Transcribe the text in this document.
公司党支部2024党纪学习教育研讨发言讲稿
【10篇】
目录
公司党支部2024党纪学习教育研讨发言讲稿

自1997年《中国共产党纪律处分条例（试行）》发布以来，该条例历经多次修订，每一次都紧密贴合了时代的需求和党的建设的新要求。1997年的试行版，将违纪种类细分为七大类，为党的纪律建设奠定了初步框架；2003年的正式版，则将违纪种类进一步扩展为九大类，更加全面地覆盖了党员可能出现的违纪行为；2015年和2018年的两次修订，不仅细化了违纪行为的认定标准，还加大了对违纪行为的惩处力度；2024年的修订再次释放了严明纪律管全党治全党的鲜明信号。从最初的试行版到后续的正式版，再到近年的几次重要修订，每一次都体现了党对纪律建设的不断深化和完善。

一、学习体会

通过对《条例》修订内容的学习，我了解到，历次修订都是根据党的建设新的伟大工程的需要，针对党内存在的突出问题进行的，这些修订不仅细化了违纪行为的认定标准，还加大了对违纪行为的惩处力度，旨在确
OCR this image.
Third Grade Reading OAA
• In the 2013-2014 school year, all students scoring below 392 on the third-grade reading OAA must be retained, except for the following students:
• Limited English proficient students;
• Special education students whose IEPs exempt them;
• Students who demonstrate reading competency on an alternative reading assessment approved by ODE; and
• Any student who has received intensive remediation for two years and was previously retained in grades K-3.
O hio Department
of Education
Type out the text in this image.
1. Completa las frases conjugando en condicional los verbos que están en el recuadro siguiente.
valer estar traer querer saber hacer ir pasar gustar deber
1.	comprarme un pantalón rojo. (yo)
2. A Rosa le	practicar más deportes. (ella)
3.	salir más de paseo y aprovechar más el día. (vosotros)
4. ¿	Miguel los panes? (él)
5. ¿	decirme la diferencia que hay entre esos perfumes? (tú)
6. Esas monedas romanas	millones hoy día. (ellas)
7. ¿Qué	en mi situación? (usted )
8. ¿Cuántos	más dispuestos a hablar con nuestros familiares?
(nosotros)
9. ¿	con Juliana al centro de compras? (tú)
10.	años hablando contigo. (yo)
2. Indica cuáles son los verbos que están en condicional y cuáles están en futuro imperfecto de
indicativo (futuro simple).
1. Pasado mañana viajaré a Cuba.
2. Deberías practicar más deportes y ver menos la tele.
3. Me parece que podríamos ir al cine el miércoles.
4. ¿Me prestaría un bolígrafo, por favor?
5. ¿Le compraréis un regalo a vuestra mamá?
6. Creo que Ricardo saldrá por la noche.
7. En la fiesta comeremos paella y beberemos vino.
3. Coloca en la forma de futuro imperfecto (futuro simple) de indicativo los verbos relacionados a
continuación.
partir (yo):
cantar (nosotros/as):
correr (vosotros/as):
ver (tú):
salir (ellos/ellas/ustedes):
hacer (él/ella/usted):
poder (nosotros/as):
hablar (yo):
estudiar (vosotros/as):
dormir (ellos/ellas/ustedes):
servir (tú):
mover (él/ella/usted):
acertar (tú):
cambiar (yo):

════════

WORK TO BE COMPLETED: Each line of the material should be echoed exactly.

ANSWER TO THE TASK:
Transcribe the text in this document.
公司党支部2024党纪学习教育研讨发言讲稿
【10篇】
目录
公司党支部2024党纪学习教育研讨发言讲稿

自1997年《中国共产党纪律处分条例（试行）》发布以来，该条例历经多次修订，每一次都紧密贴合了时代的需求和党的建设的新要求。1997年的试行版，将违纪种类细分为七大类，为党的纪律建设奠定了初步框架；2003年的正式版，则将违纪种类进一步扩展为九大类，更加全面地覆盖了党员可能出现的违纪行为；2015年和2018年的两次修订，不仅细化了违纪行为的认定标准，还加大了对违纪行为的惩处力度；2024年的修订再次释放了严明纪律管全党治全党的鲜明信号。从最初的试行版到后续的正式版，再到近年的几次重要修订，每一次都体现了党对纪律建设的不断深化和完善。

一、学习体会

通过对《条例》修订内容的学习，我了解到，历次修订都是根据党的建设新的伟大工程的需要，针对党内存在的突出问题进行的，这些修订不仅细化了违纪行为的认定标准，还加大了对违纪行为的惩处力度，旨在确
OCR this image.
Third Grade Reading OAA
• In the 2013-2014 school year, all students scoring below 392 on the third-grade reading OAA must be retained, except for the following students:
• Limited English proficient students;
• Special education students whose IEPs exempt them;
• Students who demonstrate reading competency on an alternative reading assessment approved by ODE; and
• Any student who has received intensive remediation for two years and was previously retained in grades K-3.
O hio Department
of Education
Type out the text in this image.
1. Completa las frases conjugando en condicional los verbos que están en el recuadro siguiente.
valer estar traer querer saber hacer ir pasar gustar deber
1.	comprarme un pantalón rojo. (yo)
2. A Rosa le	practicar más deportes. (ella)
3.	salir más de paseo y aprovechar más el día. (vosotros)
4. ¿	Miguel los panes? (él)
5. ¿	decirme la diferencia que hay entre esos perfumes? (tú)
6. Esas monedas romanas	millones hoy día. (ellas)
7. ¿Qué	en mi situación? (usted )
8. ¿Cuántos	más dispuestos a hablar con nuestros familiares?
(nosotros)
9. ¿	con Juliana al centro de compras? (tú)
10.	años hablando contigo. (yo)
2. Indica cuáles son los verbos que están en condicional y cuáles están en futuro imperfecto de
indicativo (futuro simple).
1. Pasado mañana viajaré a Cuba.
2. Deberías practicar más deportes y ver menos la tele.
3. Me parece que podríamos ir al cine el miércoles.
4. ¿Me prestaría un bolígrafo, por favor?
5. ¿Le compraréis un regalo a vuestra mamá?
6. Creo que Ricardo saldrá por la noche.
7. En la fiesta comeremos paella y beberemos vino.
3. Coloca en la forma de futuro imperfecto (futuro simple) de indicativo los verbos relacionados a
continuación.
partir (yo):
cantar (nosotros/as):
correr (vosotros/as):
ver (tú):
salir (ellos/ellas/ustedes):
hacer (él/ella/usted):
poder (nosotros/as):
hablar (yo):
estudiar (vosotros/as):
dormir (ellos/ellas/ustedes):
servir (tú):
mover (él/ella/usted):
acertar (tú):
cambiar (yo):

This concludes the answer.